ENTRIES PROVIDED –
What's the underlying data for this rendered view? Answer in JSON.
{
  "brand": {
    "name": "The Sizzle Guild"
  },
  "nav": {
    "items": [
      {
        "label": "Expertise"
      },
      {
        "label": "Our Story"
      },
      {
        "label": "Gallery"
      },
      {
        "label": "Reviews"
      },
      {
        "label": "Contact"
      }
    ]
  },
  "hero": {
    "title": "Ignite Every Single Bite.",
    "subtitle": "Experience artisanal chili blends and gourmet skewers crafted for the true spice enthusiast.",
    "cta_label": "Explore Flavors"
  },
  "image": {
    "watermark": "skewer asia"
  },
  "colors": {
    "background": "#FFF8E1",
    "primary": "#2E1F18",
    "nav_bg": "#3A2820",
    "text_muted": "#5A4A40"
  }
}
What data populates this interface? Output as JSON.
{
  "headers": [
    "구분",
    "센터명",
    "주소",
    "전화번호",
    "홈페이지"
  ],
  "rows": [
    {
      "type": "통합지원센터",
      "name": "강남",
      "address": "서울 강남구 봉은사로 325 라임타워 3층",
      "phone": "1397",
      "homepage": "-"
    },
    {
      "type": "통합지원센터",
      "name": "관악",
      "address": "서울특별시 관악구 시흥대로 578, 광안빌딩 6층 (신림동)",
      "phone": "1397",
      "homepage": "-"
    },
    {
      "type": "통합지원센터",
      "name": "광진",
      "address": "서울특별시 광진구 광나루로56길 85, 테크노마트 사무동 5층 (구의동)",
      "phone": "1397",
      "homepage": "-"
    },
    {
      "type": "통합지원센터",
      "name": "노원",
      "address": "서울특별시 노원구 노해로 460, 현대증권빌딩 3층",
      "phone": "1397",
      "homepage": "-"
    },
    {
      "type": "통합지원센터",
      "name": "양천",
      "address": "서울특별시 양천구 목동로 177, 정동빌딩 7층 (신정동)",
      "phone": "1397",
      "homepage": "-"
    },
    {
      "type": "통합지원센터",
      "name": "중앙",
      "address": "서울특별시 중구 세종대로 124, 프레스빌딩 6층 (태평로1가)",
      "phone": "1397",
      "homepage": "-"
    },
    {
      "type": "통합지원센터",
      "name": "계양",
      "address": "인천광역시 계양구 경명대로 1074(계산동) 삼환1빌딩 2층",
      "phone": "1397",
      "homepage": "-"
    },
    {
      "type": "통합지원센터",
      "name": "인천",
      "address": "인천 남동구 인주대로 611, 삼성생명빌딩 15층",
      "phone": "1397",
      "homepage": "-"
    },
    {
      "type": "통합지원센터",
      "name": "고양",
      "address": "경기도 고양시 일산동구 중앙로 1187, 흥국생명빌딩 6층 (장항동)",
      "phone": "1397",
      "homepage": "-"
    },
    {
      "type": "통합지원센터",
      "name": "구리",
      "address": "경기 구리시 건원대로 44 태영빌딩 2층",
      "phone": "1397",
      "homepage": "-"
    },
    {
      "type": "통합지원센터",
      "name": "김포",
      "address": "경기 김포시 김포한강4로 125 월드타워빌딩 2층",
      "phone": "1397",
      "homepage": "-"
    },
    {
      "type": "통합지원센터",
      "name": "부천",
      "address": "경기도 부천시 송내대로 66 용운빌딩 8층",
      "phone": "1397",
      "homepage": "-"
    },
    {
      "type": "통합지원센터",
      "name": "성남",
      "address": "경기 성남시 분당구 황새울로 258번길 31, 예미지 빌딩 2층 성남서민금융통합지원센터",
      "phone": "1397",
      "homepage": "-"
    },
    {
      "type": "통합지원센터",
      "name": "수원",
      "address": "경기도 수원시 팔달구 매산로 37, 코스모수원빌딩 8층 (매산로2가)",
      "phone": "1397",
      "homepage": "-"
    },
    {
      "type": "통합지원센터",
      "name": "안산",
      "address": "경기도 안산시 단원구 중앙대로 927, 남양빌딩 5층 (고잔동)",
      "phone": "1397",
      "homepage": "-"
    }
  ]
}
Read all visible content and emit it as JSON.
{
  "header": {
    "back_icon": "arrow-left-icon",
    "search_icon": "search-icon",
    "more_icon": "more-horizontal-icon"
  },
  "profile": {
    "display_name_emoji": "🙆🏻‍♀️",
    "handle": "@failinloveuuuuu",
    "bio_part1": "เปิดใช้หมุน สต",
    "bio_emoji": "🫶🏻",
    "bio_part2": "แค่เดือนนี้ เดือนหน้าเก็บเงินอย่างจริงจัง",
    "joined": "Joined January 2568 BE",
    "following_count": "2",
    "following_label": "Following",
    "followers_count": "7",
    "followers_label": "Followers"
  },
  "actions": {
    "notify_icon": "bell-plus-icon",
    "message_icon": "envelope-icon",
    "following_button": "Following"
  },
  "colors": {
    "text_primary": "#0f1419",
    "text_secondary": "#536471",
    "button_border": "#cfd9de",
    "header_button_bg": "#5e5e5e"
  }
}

SET PROBLEM – Working from the material above, retype it in its entirety without change.

EXPECTED ANSWER –
What's the underlying data for this rendered view? Answer in JSON.
{
  "brand": {
    "name": "The Sizzle Guild"
  },
  "nav": {
    "items": [
      {
        "label": "Expertise"
      },
      {
        "label": "Our Story"
      },
      {
        "label": "Gallery"
      },
      {
        "label": "Reviews"
      },
      {
        "label": "Contact"
      }
    ]
  },
  "hero": {
    "title": "Ignite Every Single Bite.",
    "subtitle": "Experience artisanal chili blends and gourmet skewers crafted for the true spice enthusiast.",
    "cta_label": "Explore Flavors"
  },
  "image": {
    "watermark": "skewer asia"
  },
  "colors": {
    "background": "#FFF8E1",
    "primary": "#2E1F18",
    "nav_bg": "#3A2820",
    "text_muted": "#5A4A40"
  }
}
What data populates this interface? Output as JSON.
{
  "headers": [
    "구분",
    "센터명",
    "주소",
    "전화번호",
    "홈페이지"
  ],
  "rows": [
    {
      "type": "통합지원센터",
      "name": "강남",
      "address": "서울 강남구 봉은사로 325 라임타워 3층",
      "phone": "1397",
      "homepage": "-"
    },
    {
      "type": "통합지원센터",
      "name": "관악",
      "address": "서울특별시 관악구 시흥대로 578, 광안빌딩 6층 (신림동)",
      "phone": "1397",
      "homepage": "-"
    },
    {
      "type": "통합지원센터",
      "name": "광진",
      "address": "서울특별시 광진구 광나루로56길 85, 테크노마트 사무동 5층 (구의동)",
      "phone": "1397",
      "homepage": "-"
    },
    {
      "type": "통합지원센터",
      "name": "노원",
      "address": "서울특별시 노원구 노해로 460, 현대증권빌딩 3층",
      "phone": "1397",
      "homepage": "-"
    },
    {
      "type": "통합지원센터",
      "name": "양천",
      "address": "서울특별시 양천구 목동로 177, 정동빌딩 7층 (신정동)",
      "phone": "1397",
      "homepage": "-"
    },
    {
      "type": "통합지원센터",
      "name": "중앙",
      "address": "서울특별시 중구 세종대로 124, 프레스빌딩 6층 (태평로1가)",
      "phone": "1397",
      "homepage": "-"
    },
    {
      "type": "통합지원센터",
      "name": "계양",
      "address": "인천광역시 계양구 경명대로 1074(계산동) 삼환1빌딩 2층",
      "phone": "1397",
      "homepage": "-"
    },
    {
      "type": "통합지원센터",
      "name": "인천",
      "address": "인천 남동구 인주대로 611, 삼성생명빌딩 15층",
      "phone": "1397",
      "homepage": "-"
    },
    {
      "type": "통합지원센터",
      "name": "고양",
      "address": "경기도 고양시 일산동구 중앙로 1187, 흥국생명빌딩 6층 (장항동)",
      "phone": "1397",
      "homepage": "-"
    },
    {
      "type": "통합지원센터",
      "name": "구리",
      "address": "경기 구리시 건원대로 44 태영빌딩 2층",
      "phone": "1397",
      "homepage": "-"
    },
    {
      "type": "통합지원센터",
      "name": "김포",
      "address": "경기 김포시 김포한강4로 125 월드타워빌딩 2층",
      "phone": "1397",
      "homepage": "-"
    },
    {
      "type": "통합지원센터",
      "name": "부천",
      "address": "경기도 부천시 송내대로 66 용운빌딩 8층",
      "phone": "1397",
      "homepage": "-"
    },
    {
      "type": "통합지원센터",
      "name": "성남",
      "address": "경기 성남시 분당구 황새울로 258번길 31, 예미지 빌딩 2층 성남서민금융통합지원센터",
      "phone": "1397",
      "homepage": "-"
    },
    {
      "type": "통합지원센터",
      "name": "수원",
      "address": "경기도 수원시 팔달구 매산로 37, 코스모수원빌딩 8층 (매산로2가)",
      "phone": "1397",
      "homepage": "-"
    },
    {
      "type": "통합지원센터",
      "name": "안산",
      "address": "경기도 안산시 단원구 중앙대로 927, 남양빌딩 5층 (고잔동)",
      "phone": "1397",
      "homepage": "-"
    }
  ]
}
Read all visible content and emit it as JSON.
{
  "header": {
    "back_icon": "arrow-left-icon",
    "search_icon": "search-icon",
    "more_icon": "more-horizontal-icon"
  },
  "profile": {
    "display_name_emoji": "🙆🏻‍♀️",
    "handle": "@failinloveuuuuu",
    "bio_part1": "เปิดใช้หมุน สต",
    "bio_emoji": "🫶🏻",
    "bio_part2": "แค่เดือนนี้ เดือนหน้าเก็บเงินอย่างจริงจัง",
    "joined": "Joined January 2568 BE",
    "following_count": "2",
    "following_label": "Following",
    "followers_count": "7",
    "followers_label": "Followers"
  },
  "actions": {
    "notify_icon": "bell-plus-icon",
    "message_icon": "envelope-icon",
    "following_button": "Following"
  },
  "colors": {
    "text_primary": "#0f1419",
    "text_secondary": "#536471",
    "button_border": "#cfd9de",
    "header_button_bg": "#5e5e5e"
  }
}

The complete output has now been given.